## [STATED EXERCISE]
All records should be reproduced verbatim.

— start INFORMATION SHOWN —

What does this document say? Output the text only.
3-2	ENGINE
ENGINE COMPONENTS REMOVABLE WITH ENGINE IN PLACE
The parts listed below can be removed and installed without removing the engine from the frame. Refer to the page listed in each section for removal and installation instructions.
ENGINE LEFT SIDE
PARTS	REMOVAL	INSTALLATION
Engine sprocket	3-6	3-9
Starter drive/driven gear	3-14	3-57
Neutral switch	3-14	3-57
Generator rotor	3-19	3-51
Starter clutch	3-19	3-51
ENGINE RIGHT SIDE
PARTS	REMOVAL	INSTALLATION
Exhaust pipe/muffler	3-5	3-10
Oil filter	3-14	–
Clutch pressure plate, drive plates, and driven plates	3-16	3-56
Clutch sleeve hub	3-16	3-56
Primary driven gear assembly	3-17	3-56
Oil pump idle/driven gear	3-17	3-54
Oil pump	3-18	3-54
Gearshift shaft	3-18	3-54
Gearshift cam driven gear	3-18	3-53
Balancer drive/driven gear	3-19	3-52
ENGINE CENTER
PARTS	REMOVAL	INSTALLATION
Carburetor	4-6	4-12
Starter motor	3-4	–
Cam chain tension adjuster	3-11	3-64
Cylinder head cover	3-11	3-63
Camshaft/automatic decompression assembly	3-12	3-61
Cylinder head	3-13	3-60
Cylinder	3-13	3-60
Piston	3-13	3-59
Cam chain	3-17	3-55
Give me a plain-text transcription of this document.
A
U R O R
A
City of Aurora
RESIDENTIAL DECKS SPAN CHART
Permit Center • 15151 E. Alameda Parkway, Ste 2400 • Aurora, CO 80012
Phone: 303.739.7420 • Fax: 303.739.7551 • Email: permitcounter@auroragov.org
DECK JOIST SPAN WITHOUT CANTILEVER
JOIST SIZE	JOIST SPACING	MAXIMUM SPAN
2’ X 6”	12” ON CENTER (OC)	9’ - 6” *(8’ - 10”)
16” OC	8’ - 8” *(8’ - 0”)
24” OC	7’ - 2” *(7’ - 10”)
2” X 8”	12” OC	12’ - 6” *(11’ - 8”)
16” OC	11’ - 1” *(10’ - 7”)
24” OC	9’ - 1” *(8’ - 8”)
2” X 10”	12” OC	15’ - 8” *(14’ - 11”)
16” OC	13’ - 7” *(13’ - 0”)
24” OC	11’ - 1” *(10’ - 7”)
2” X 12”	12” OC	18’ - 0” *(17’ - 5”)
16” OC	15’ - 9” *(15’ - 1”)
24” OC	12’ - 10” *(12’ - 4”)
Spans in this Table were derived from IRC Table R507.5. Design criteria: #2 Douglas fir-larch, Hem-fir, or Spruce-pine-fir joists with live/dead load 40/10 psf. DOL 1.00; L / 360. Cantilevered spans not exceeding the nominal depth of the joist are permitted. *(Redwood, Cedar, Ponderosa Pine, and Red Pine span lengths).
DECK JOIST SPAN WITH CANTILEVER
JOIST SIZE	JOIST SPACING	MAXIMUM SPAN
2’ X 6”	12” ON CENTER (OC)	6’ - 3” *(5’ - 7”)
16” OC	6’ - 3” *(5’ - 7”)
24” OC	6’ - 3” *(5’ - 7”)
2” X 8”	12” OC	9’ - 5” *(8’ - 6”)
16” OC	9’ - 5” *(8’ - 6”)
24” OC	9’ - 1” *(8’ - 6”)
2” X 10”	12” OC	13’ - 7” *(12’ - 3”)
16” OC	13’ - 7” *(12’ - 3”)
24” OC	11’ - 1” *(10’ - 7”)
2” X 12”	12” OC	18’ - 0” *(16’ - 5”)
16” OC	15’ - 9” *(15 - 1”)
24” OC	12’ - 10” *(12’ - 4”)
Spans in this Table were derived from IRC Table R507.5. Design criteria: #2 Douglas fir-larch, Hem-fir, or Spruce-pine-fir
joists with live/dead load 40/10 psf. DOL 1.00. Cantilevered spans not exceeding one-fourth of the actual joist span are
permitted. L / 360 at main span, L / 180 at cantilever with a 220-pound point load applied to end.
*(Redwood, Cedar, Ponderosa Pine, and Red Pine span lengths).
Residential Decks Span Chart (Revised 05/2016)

— end INFORMATION SHOWN —

## [SOLUTION]
What does this document say? Output the text only.
3-2	ENGINE
ENGINE COMPONENTS REMOVABLE WITH ENGINE IN PLACE
The parts listed below can be removed and installed without removing the engine from the frame. Refer to the page listed in each section for removal and installation instructions.
ENGINE LEFT SIDE
PARTS	REMOVAL	INSTALLATION
Engine sprocket	3-6	3-9
Starter drive/driven gear	3-14	3-57
Neutral switch	3-14	3-57
Generator rotor	3-19	3-51
Starter clutch	3-19	3-51
ENGINE RIGHT SIDE
PARTS	REMOVAL	INSTALLATION
Exhaust pipe/muffler	3-5	3-10
Oil filter	3-14	–
Clutch pressure plate, drive plates, and driven plates	3-16	3-56
Clutch sleeve hub	3-16	3-56
Primary driven gear assembly	3-17	3-56
Oil pump idle/driven gear	3-17	3-54
Oil pump	3-18	3-54
Gearshift shaft	3-18	3-54
Gearshift cam driven gear	3-18	3-53
Balancer drive/driven gear	3-19	3-52
ENGINE CENTER
PARTS	REMOVAL	INSTALLATION
Carburetor	4-6	4-12
Starter motor	3-4	–
Cam chain tension adjuster	3-11	3-64
Cylinder head cover	3-11	3-63
Camshaft/automatic decompression assembly	3-12	3-61
Cylinder head	3-13	3-60
Cylinder	3-13	3-60
Piston	3-13	3-59
Cam chain	3-17	3-55
Give me a plain-text transcription of this document.
A
U R O R
A
City of Aurora
RESIDENTIAL DECKS SPAN CHART
Permit Center • 15151 E. Alameda Parkway, Ste 2400 • Aurora, CO 80012
Phone: 303.739.7420 • Fax: 303.739.7551 • Email: permitcounter@auroragov.org
DECK JOIST SPAN WITHOUT CANTILEVER
JOIST SIZE	JOIST SPACING	MAXIMUM SPAN
2’ X 6”	12” ON CENTER (OC)	9’ - 6” *(8’ - 10”)
16” OC	8’ - 8” *(8’ - 0”)
24” OC	7’ - 2” *(7’ - 10”)
2” X 8”	12” OC	12’ - 6” *(11’ - 8”)
16” OC	11’ - 1” *(10’ - 7”)
24” OC	9’ - 1” *(8’ - 8”)
2” X 10”	12” OC	15’ - 8” *(14’ - 11”)
16” OC	13’ - 7” *(13’ - 0”)
24” OC	11’ - 1” *(10’ - 7”)
2” X 12”	12” OC	18’ - 0” *(17’ - 5”)
16” OC	15’ - 9” *(15’ - 1”)
24” OC	12’ - 10” *(12’ - 4”)
Spans in this Table were derived from IRC Table R507.5. Design criteria: #2 Douglas fir-larch, Hem-fir, or Spruce-pine-fir joists with live/dead load 40/10 psf. DOL 1.00; L / 360. Cantilevered spans not exceeding the nominal depth of the joist are permitted. *(Redwood, Cedar, Ponderosa Pine, and Red Pine span lengths).
DECK JOIST SPAN WITH CANTILEVER
JOIST SIZE	JOIST SPACING	MAXIMUM SPAN
2’ X 6”	12” ON CENTER (OC)	6’ - 3” *(5’ - 7”)
16” OC	6’ - 3” *(5’ - 7”)
24” OC	6’ - 3” *(5’ - 7”)
2” X 8”	12” OC	9’ - 5” *(8’ - 6”)
16” OC	9’ - 5” *(8’ - 6”)
24” OC	9’ - 1” *(8’ - 6”)
2” X 10”	12” OC	13’ - 7” *(12’ - 3”)
16” OC	13’ - 7” *(12’ - 3”)
24” OC	11’ - 1” *(10’ - 7”)
2” X 12”	12” OC	18’ - 0” *(16’ - 5”)
16” OC	15’ - 9” *(15 - 1”)
24” OC	12’ - 10” *(12’ - 4”)
Spans in this Table were derived from IRC Table R507.5. Design criteria: #2 Douglas fir-larch, Hem-fir, or Spruce-pine-fir
joists with live/dead load 40/10 psf. DOL 1.00. Cantilevered spans not exceeding one-fourth of the actual joist span are
permitted. L / 360 at main span, L / 180 at cantilever with a 220-pound point load applied to end.
*(Redwood, Cedar, Ponderosa Pine, and Red Pine span lengths).
Residential Decks Span Chart (Revised 05/2016)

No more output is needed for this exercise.